■ **Exercise objective**
Transcribe all records exactly.

##########

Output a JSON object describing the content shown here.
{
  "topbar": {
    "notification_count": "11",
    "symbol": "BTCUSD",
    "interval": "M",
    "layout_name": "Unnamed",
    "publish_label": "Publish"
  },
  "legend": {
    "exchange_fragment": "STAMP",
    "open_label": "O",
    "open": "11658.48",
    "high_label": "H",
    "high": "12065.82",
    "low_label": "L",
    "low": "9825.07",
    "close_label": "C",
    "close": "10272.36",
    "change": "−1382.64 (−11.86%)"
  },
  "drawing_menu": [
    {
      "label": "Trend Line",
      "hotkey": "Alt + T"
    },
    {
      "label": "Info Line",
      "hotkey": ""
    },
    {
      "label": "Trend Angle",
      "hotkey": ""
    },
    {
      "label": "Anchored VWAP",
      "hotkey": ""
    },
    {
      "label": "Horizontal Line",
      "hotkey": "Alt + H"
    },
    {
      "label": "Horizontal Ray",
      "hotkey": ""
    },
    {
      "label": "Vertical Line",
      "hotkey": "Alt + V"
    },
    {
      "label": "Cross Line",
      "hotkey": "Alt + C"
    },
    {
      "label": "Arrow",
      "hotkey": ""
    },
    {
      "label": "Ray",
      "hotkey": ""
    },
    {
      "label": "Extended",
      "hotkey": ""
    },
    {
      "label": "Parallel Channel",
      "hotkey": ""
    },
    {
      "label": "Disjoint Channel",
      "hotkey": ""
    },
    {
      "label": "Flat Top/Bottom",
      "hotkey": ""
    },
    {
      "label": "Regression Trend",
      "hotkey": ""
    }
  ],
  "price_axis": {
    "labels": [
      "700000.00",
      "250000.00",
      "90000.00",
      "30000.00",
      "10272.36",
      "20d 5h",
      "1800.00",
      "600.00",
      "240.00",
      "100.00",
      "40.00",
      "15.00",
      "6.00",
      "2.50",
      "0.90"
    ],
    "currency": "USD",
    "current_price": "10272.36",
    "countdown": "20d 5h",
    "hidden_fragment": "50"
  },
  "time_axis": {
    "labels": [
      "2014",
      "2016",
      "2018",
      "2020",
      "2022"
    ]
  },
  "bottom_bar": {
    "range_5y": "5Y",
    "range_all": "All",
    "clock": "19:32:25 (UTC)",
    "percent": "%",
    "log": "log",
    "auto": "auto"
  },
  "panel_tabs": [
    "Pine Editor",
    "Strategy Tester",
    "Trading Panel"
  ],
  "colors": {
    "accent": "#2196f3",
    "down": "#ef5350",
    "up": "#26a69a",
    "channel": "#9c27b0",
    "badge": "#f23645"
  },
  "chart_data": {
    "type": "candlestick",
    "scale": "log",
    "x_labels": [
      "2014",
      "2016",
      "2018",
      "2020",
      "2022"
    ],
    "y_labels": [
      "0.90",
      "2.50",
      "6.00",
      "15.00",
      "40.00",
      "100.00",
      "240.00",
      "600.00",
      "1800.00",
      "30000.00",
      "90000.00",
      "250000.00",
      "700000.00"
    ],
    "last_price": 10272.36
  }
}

##########

■ **Final result**
Output a JSON object describing the content shown here.
{
  "topbar": {
    "notification_count": "11",
    "symbol": "BTCUSD",
    "interval": "M",
    "layout_name": "Unnamed",
    "publish_label": "Publish"
  },
  "legend": {
    "exchange_fragment": "STAMP",
    "open_label": "O",
    "open": "11658.48",
    "high_label": "H",
    "high": "12065.82",
    "low_label": "L",
    "low": "9825.07",
    "close_label": "C",
    "close": "10272.36",
    "change": "−1382.64 (−11.86%)"
  },
  "drawing_menu": [
    {
      "label": "Trend Line",
      "hotkey": "Alt + T"
    },
    {
      "label": "Info Line",
      "hotkey": ""
    },
    {
      "label": "Trend Angle",
      "hotkey": ""
    },
    {
      "label": "Anchored VWAP",
      "hotkey": ""
    },
    {
      "label": "Horizontal Line",
      "hotkey": "Alt + H"
    },
    {
      "label": "Horizontal Ray",
      "hotkey": ""
    },
    {
      "label": "Vertical Line",
      "hotkey": "Alt + V"
    },
    {
      "label": "Cross Line",
      "hotkey": "Alt + C"
    },
    {
      "label": "Arrow",
      "hotkey": ""
    },
    {
      "label": "Ray",
      "hotkey": ""
    },
    {
      "label": "Extended",
      "hotkey": ""
    },
    {
      "label": "Parallel Channel",
      "hotkey": ""
    },
    {
      "label": "Disjoint Channel",
      "hotkey": ""
    },
    {
      "label": "Flat Top/Bottom",
      "hotkey": ""
    },
    {
      "label": "Regression Trend",
      "hotkey": ""
    }
  ],
  "price_axis": {
    "labels": [
      "700000.00",
      "250000.00",
      "90000.00",
      "30000.00",
      "10272.36",
      "20d 5h",
      "1800.00",
      "600.00",
      "240.00",
      "100.00",
      "40.00",
      "15.00",
      "6.00",
      "2.50",
      "0.90"
    ],
    "currency": "USD",
    "current_price": "10272.36",
    "countdown": "20d 5h",
    "hidden_fragment": "50"
  },
  "time_axis": {
    "labels": [
      "2014",
      "2016",
      "2018",
      "2020",
      "2022"
    ]
  },
  "bottom_bar": {
    "range_5y": "5Y",
    "range_all": "All",
    "clock": "19:32:25 (UTC)",
    "percent": "%",
    "log": "log",
    "auto": "auto"
  },
  "panel_tabs": [
    "Pine Editor",
    "Strategy Tester",
    "Trading Panel"
  ],
  "colors": {
    "accent": "#2196f3",
    "down": "#ef5350",
    "up": "#26a69a",
    "channel": "#9c27b0",
    "badge": "#f23645"
  },
  "chart_data": {
    "type": "candlestick",
    "scale": "log",
    "x_labels": [
      "2014",
      "2016",
      "2018",
      "2020",
      "2022"
    ],
    "y_labels": [
      "0.90",
      "2.50",
      "6.00",
      "15.00",
      "40.00",
      "100.00",
      "240.00",
      "600.00",
      "1800.00",
      "30000.00",
      "90000.00",
      "250000.00",
      "700000.00"
    ],
    "last_price": 10272.36
  }
}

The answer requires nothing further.